- SET OF TASKS -
1: Retype the part of the forum thread about CarPlay and a USB splitter that opens with the words containing "ben b 04 Jan" and closes with "make no difference.".
2: In the forum thread about CarPlay and a USB splitter, what does AgentOrange76 say CarPlay requires?

- SOURCE DOCUMENT -
I don’t understand how the Apple USB cables work as there are 8 or 16 connections at one end but only 4 at the other. I have to connect my phone by its USB cable to the connector in the car to use the Apple car play with certain apps. This works fine until I try to use a cable splitter to give me another outlet. The splitter is just 4 pins to 4 pins as far as I can see but won’t let the Car Play work. Does anyone know what’s going on please? Normal phone workings work fine on Bluetooth. 

In reply to Baz P:

Is the splitter Apple MFi certified? You might have to pay Apple tax for it to work. 

In reply to Baz P:

Besides the above comment about being an Apple certified splitter/cable etc, check if your splitter is made to work in the direction you are trying to use it (assuming it’s not a dual direction one).

Just a thought to check as I discovered last year some (most?) splitters sold for certain purposes are made to work in one direction only for full functionality and if you are trying to use it in reverse will not properly work if it works at all.

 AgentOrange76 03 Jan 2023
In reply to Thugitty Jugitty:

As far as I know carplay requires a direct connection - some sort of safety control. 

Using the splitter doesnt give a direct connection.

 Jenny C 04 Jan 2023
In reply to Baz P:

Never bought into Apple as a brand, but Android auto only works with certain leads - they need to be (usually branded) syncing not just cheap charging leads. 

OP Baz P 04 Jan 2023
In reply to Baz P:

Thanks for the replies. I understand that the phone needs to talk to the display and this works ok on the normal Apple charge cable. What puzzles me is that the splitter cable is a straight through 4 pin connector as is the usb end of the Apple cable and also the car socket.

Android would work via Mirrorcast but this is another can of worms.

 ben b 04 Jan 2023
In reply to Baz P:

I’m confused a bit by your terminology. One end is (presumably) USB-A, and the phone end is Lightning (an Apple proprietary plug, looks a bit like USB-C).  Splitters usually struggle to transmit data (as you need) but are generally ok for power (albeit at low wattage). I think it’s a USB issue, USB standards are still pretty Wild West for something that’s meant to be a universal standard. See also HDMI. 

b

OP Baz P 05 Jan 2023
In reply to ben b:

Yes the phone cable is USB-A to Apple lightening. The first confusion (to me) is that it is 16 pins at the phone end to 4 pins at the USB-A end. Therefor I would have thought that continuing the 4 pins, as the splitter cable does would make no difference.

- ENTRIES SHOWN -
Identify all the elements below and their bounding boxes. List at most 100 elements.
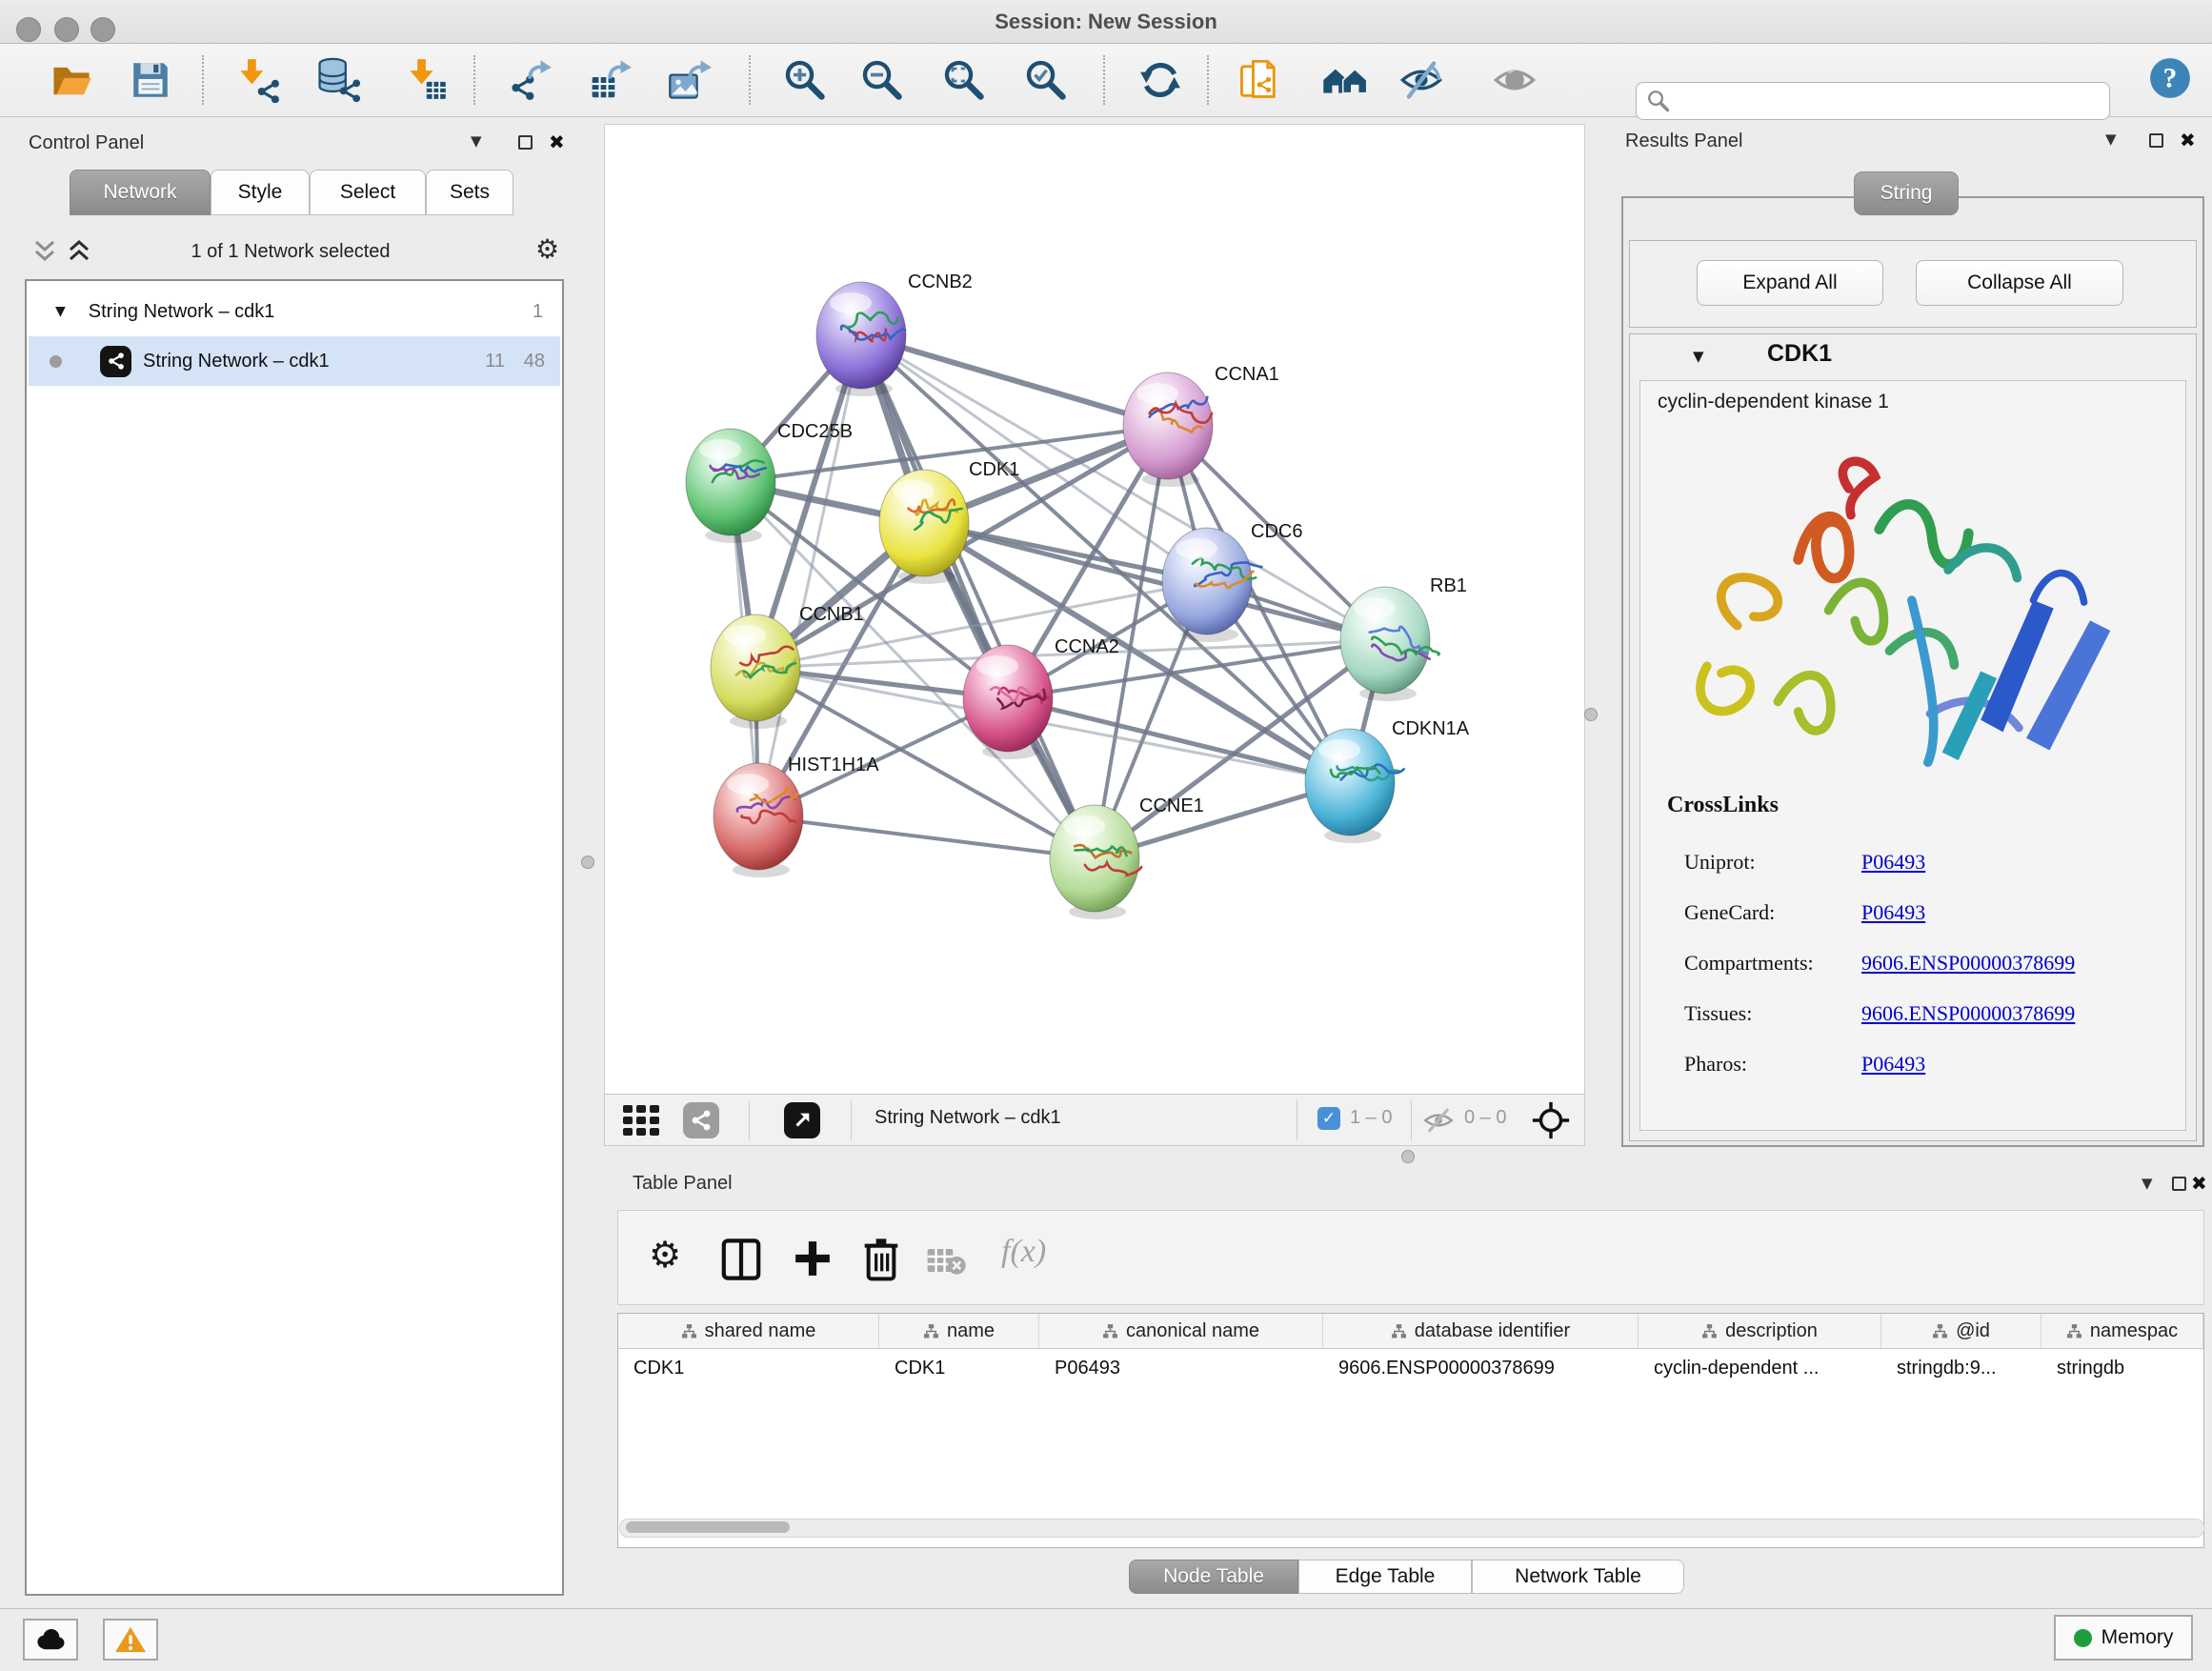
left-divider-handle[interactable]: [581, 856, 594, 869]
crosslink-compartments[interactable]: 9606.ENSP00000378699: [1861, 951, 2075, 976]
tab-network-table[interactable]: Network Table: [1472, 1560, 1684, 1594]
export-table-button[interactable]: [583, 53, 636, 107]
results-panel-close-button[interactable]: ✖: [2180, 129, 2196, 151]
table-cell[interactable]: P06493: [1039, 1358, 1323, 1379]
column-header-shared-name[interactable]: shared name: [618, 1314, 879, 1348]
add-column-icon[interactable]: [792, 1238, 834, 1279]
tab-style[interactable]: Style: [211, 170, 310, 215]
node-ccne1[interactable]: CCNE1: [1050, 795, 1204, 919]
results-panel-float-button[interactable]: [2149, 133, 2163, 148]
crosslink-pharos[interactable]: P06493: [1861, 1052, 1925, 1077]
table-panel-menu-caret[interactable]: ▼: [2142, 1175, 2153, 1192]
network-view-share-icon[interactable]: [683, 1102, 719, 1138]
cloud-button[interactable]: [23, 1619, 78, 1661]
table-row[interactable]: CDK1CDK1P064939606.ENSP00000378699cyclin…: [618, 1349, 2203, 1387]
table-cell[interactable]: 9606.ENSP00000378699: [1323, 1358, 1639, 1379]
tab-node-table[interactable]: Node Table: [1129, 1560, 1298, 1594]
edge-ccnb2-ccne1[interactable]: [861, 335, 1095, 858]
apply-layout-button[interactable]: [1134, 53, 1187, 107]
column-header-name[interactable]: name: [879, 1314, 1039, 1348]
birdseye-crosshair-icon[interactable]: [1531, 1100, 1571, 1140]
open-in-window-icon[interactable]: [784, 1102, 820, 1138]
network-options-gear-icon[interactable]: ⚙: [535, 233, 559, 265]
table-cell[interactable]: cyclin-dependent ...: [1639, 1358, 1881, 1379]
tab-string[interactable]: String: [1854, 171, 1959, 215]
tab-sets[interactable]: Sets: [426, 170, 513, 215]
node-cdkn1a[interactable]: CDKN1A: [1305, 718, 1470, 843]
column-header--id[interactable]: @id: [1881, 1314, 2041, 1348]
column-header-description[interactable]: description: [1639, 1314, 1881, 1348]
zoom-in-button[interactable]: [778, 53, 832, 107]
table-cell[interactable]: stringdb: [2041, 1358, 2203, 1379]
table-cell[interactable]: CDK1: [879, 1358, 1039, 1379]
grid-view-icon[interactable]: [622, 1104, 664, 1137]
table-panel-float-button[interactable]: [2172, 1177, 2186, 1191]
zoom-selected-button[interactable]: [1019, 53, 1073, 107]
column-header-database-identifier[interactable]: database identifier: [1323, 1314, 1639, 1348]
table-gear-icon[interactable]: ⚙: [649, 1234, 681, 1276]
open-session-button[interactable]: [45, 53, 98, 107]
tab-select[interactable]: Select: [310, 170, 426, 215]
memory-button[interactable]: Memory: [2054, 1615, 2193, 1661]
save-session-button[interactable]: [124, 53, 177, 107]
node-label-rb1: RB1: [1430, 575, 1467, 596]
edge-hist1h1a-ccne1[interactable]: [758, 816, 1095, 858]
gene-section-caret[interactable]: ▼: [1693, 348, 1704, 365]
collection-expand-caret[interactable]: ▼: [55, 304, 66, 319]
table-columns-icon[interactable]: [721, 1238, 761, 1281]
export-image-button[interactable]: [663, 53, 716, 107]
network-row[interactable]: String Network – cdk1 11 48: [29, 336, 560, 386]
crosslink-tissues[interactable]: 9606.ENSP00000378699: [1861, 1001, 2075, 1026]
results-panel-menu-caret[interactable]: ▼: [2105, 131, 2117, 148]
control-panel-float-button[interactable]: [518, 135, 533, 150]
column-header-namespac[interactable]: namespac: [2041, 1314, 2203, 1348]
delete-column-icon[interactable]: [862, 1236, 900, 1281]
hide-selected-button[interactable]: [1395, 53, 1448, 107]
table-header-row: shared namenamecanonical namedatabase id…: [618, 1314, 2203, 1349]
crosslink-genecard[interactable]: P06493: [1861, 900, 1925, 925]
node-table[interactable]: shared namenamecanonical namedatabase id…: [617, 1313, 2204, 1548]
zoom-out-button[interactable]: [855, 53, 909, 107]
node-ccna1[interactable]: CCNA1: [1123, 364, 1279, 487]
current-network-name: String Network – cdk1: [875, 1107, 1061, 1129]
node-rb1[interactable]: RB1: [1340, 575, 1467, 701]
control-panel-menu-caret[interactable]: ▼: [471, 132, 482, 150]
network-collection-row[interactable]: ▼ String Network – cdk1 1: [29, 287, 560, 336]
import-network-file-button[interactable]: [232, 53, 286, 107]
right-divider-handle[interactable]: [1584, 708, 1598, 721]
hidden-eye-slash-icon[interactable]: [1422, 1107, 1455, 1134]
bottom-divider-handle[interactable]: [1401, 1150, 1415, 1163]
node-hist1h1a[interactable]: HIST1H1A: [714, 755, 879, 877]
edge-ccnb2-hist1h1a[interactable]: [758, 335, 861, 816]
statusbar-separator: [851, 1100, 852, 1140]
collapse-all-button[interactable]: Collapse All: [1916, 260, 2123, 306]
network-canvas[interactable]: CCNB2CCNA1CDC25BCDK1CDC6RB1CCNB1CCNA2CDK…: [604, 124, 1585, 1095]
table-horizontal-scrollbar[interactable]: [619, 1519, 2204, 1538]
clone-network-button[interactable]: [1233, 53, 1286, 107]
import-network-database-button[interactable]: [312, 53, 366, 107]
warnings-button[interactable]: [103, 1619, 158, 1661]
show-all-button[interactable]: [1488, 53, 1541, 107]
table-scrollbar-thumb[interactable]: [626, 1521, 790, 1533]
search-field[interactable]: [1636, 82, 2110, 120]
tab-network[interactable]: Network: [70, 170, 211, 215]
table-cell[interactable]: stringdb:9...: [1881, 1358, 2041, 1379]
search-input[interactable]: [1671, 91, 2109, 111]
edge-ccnb2-ccna1[interactable]: [861, 335, 1168, 426]
help-button[interactable]: ?: [2143, 51, 2197, 105]
node-ccnb2[interactable]: CCNB2: [816, 272, 973, 396]
network-graph[interactable]: CCNB2CCNA1CDC25BCDK1CDC6RB1CCNB1CCNA2CDK…: [605, 125, 1584, 1094]
zoom-fit-button[interactable]: [937, 53, 991, 107]
column-header-canonical-name[interactable]: canonical name: [1039, 1314, 1323, 1348]
table-panel-close-button[interactable]: ✖: [2191, 1172, 2207, 1195]
table-cell[interactable]: CDK1: [618, 1358, 879, 1379]
control-panel-close-button[interactable]: ✖: [549, 131, 565, 153]
import-table-file-button[interactable]: [400, 53, 453, 107]
export-network-button[interactable]: [503, 53, 556, 107]
selected-checkbox[interactable]: ✓: [1317, 1107, 1340, 1130]
toolbar-separator: [1207, 55, 1209, 105]
string-home-button[interactable]: [1318, 53, 1372, 107]
tab-edge-table[interactable]: Edge Table: [1298, 1560, 1472, 1594]
crosslink-uniprot[interactable]: P06493: [1861, 850, 1925, 875]
expand-all-button[interactable]: Expand All: [1697, 260, 1883, 306]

- PER-TASK ANSWERS -
1:
ben b 04 Jan 2023
In reply to Baz P:

I’m confused a bit by your terminology. One end is (presumably) USB-A, and the phone end is Lightning (an Apple proprietary plug, looks a bit like USB-C).  Splitters usually struggle to transmit data (as you need) but are generally ok for power (albeit at low wattage). I think it’s a USB issue, USB standards are still pretty Wild West for something that’s meant to be a universal standard. See also HDMI. 

b

OP Baz P 05 Jan 2023
In reply to ben b:

Yes the phone cable is USB-A to Apple lightening. The first confusion (to me) is that it is 16 pins at the phone end to 4 pins at the USB-A end. Therefor I would have thought that continuing the 4 pins, as the splitter cable does would make no difference.

2: A direct connection.